*TASK GOAL*
Please answer these three questions from the male infertility article:
1. In which animal was the study conducted?
2. At which university is Christopher Barratt a professor?
3. Which of the three tested chemicals is found in beer?

*SELECTED EXTRACT*
★ ★ ★ ★ ★ ★ ★
Zeroing In On Male Infertility

Male, Man, Fertility, Infertility, Egg, Sperm
Researchers have found the first direct evidence that chemicals in the environment - including some in foods such as peas and beer - mimic the effect of the female sex hormone estrogen on the ability of sperm to fertilize eggs.

Scientists reported Tuesday at Europe's annual human reproduction conference that such chemicals seem to have a much more potent effect on sperm than estrogen found in the body, and that they might make sperm burn out before reaching the egg.

The study was conducted with mice, but experts say human sperm behave very similarly.

Studies have shown that estrogen-like chemicals can disrupt the development of the male reproductive system and reduce the production of sperm, but this is the first time scientists have shown they affect sperm itself. Whether the effect is strong enough to cause harm is uncertain.

Sperm expert Christopher Barratt, a professor of reproductive medicine at Birmingham University, said human sperm is even more sensitive to female sex hormones than mouse sperm.

"If the effect is true, it means you would need only extremely low levels in humans to affect sperm," said Barratt, who was not connected with the research.

Lynn Fraser, a professor of reproductive biology at King's College in London, tested the effects on sperm of three pseudoestrogen chemicals and compared the results with the action of natural estrogen found in the vagina.

The three environmental chemicals were genistein, found in soya, peas and other legume vegetables; 8-prenylnaringenin, found in beer, and nonylphenol, which is in products such as household cleaners, paint and pesticides.

The environmental estrogens had a bigger impact on the sperm's ability to function than the natural estrogen. Although the environmental estrogens were 1,000 times less biologically potent than their natural counterpart, they could be 100 times more potent in sperm.
★ ★ ★ ★ ★ ★ ★
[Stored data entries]
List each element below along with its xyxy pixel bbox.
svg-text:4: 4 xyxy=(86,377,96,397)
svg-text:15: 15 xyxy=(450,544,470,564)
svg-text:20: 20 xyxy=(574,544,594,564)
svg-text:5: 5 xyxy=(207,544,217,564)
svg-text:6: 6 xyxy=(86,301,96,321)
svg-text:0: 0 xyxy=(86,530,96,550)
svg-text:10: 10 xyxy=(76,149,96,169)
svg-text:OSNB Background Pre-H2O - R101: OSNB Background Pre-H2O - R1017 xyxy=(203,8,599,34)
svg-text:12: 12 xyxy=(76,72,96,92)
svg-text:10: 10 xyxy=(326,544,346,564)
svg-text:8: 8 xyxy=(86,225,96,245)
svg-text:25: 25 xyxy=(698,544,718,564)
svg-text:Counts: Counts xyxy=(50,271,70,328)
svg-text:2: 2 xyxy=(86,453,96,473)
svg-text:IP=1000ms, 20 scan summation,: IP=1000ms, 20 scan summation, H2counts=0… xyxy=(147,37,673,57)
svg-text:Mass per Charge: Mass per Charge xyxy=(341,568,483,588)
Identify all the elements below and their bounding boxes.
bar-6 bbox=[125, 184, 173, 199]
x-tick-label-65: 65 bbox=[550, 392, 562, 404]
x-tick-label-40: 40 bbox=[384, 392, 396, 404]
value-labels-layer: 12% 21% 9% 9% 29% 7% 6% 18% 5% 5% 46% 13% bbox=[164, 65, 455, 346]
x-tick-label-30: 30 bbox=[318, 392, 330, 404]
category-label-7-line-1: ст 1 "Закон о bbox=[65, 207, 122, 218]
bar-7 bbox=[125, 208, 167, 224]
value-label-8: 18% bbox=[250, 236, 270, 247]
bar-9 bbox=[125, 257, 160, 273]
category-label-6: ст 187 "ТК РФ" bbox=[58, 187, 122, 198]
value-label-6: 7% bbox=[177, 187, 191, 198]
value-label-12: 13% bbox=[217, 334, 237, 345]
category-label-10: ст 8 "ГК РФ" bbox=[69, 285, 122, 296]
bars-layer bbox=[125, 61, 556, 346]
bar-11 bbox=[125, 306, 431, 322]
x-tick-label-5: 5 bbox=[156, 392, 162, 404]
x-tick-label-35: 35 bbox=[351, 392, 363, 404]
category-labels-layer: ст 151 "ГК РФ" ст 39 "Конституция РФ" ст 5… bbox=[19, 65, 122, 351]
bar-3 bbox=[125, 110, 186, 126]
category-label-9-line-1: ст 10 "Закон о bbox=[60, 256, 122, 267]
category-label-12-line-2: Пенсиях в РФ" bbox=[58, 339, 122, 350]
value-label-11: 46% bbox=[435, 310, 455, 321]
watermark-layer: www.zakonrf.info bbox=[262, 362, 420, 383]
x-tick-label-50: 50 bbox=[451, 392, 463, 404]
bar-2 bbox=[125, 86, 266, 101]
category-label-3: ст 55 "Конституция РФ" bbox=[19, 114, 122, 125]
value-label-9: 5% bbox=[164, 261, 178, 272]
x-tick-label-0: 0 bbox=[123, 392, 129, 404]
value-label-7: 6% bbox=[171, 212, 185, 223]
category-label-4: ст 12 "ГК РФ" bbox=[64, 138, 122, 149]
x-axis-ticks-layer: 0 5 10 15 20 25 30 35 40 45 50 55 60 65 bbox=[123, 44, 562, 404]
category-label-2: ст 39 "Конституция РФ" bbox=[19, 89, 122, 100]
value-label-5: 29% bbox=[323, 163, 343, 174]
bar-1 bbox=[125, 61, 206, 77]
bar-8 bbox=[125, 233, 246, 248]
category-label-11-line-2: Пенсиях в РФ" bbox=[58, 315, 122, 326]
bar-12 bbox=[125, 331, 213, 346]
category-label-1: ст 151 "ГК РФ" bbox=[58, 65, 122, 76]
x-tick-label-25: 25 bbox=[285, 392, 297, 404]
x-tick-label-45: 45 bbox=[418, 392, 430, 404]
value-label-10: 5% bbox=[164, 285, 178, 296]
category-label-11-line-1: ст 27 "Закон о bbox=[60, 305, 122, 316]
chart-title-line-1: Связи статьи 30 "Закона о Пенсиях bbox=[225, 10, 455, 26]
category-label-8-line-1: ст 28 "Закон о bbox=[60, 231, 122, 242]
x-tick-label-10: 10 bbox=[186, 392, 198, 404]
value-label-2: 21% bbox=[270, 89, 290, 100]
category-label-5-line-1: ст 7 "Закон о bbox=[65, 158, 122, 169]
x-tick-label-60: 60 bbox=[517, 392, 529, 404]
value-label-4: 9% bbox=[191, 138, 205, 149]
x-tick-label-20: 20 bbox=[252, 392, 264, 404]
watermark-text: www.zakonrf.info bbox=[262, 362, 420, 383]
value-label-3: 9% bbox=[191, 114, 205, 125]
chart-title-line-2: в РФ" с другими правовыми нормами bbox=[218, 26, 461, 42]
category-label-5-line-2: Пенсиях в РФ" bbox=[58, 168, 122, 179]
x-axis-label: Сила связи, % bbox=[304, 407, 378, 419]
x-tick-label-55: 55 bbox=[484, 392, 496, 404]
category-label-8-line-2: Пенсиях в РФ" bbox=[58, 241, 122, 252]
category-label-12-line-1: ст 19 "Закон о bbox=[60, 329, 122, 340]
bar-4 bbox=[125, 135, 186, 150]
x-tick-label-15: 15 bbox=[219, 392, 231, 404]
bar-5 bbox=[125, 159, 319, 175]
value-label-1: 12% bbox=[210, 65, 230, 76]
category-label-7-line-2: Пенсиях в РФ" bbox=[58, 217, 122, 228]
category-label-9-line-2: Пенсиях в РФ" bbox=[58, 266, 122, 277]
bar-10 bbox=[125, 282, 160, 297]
★ ★ ★ ★ ★ ★ ★
*PROBLEM SOLUTION*
1. Mice
2. Birmingham University
3. 8-prenylnaringenin